*TASK*
Report the count of lines that carry the string "name", and add nothing.

*DATA SHOWN*
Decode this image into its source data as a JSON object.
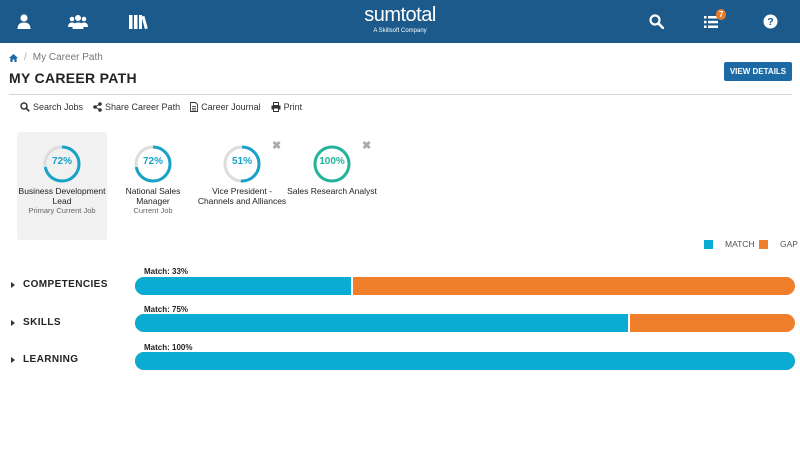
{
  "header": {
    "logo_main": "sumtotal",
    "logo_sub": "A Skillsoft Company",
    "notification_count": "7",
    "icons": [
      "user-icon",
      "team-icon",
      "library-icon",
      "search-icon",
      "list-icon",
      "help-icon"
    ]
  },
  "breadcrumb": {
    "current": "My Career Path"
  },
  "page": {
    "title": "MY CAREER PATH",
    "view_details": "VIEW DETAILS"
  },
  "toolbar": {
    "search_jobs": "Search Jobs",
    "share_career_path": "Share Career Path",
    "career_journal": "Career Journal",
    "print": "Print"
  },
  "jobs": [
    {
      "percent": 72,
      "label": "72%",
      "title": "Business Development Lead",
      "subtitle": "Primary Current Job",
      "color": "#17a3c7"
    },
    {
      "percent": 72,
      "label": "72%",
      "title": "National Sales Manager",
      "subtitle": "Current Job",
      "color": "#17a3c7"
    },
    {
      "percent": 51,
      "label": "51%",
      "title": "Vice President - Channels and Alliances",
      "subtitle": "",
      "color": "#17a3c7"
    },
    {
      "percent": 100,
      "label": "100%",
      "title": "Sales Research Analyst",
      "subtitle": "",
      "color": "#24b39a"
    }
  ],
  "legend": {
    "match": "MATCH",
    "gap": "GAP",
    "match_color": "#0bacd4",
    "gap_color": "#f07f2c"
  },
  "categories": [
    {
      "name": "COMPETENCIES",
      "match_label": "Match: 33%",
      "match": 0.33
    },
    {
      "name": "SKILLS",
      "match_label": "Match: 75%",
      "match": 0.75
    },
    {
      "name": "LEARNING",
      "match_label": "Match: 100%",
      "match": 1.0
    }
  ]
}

*EXERCISE SOLUTION*
3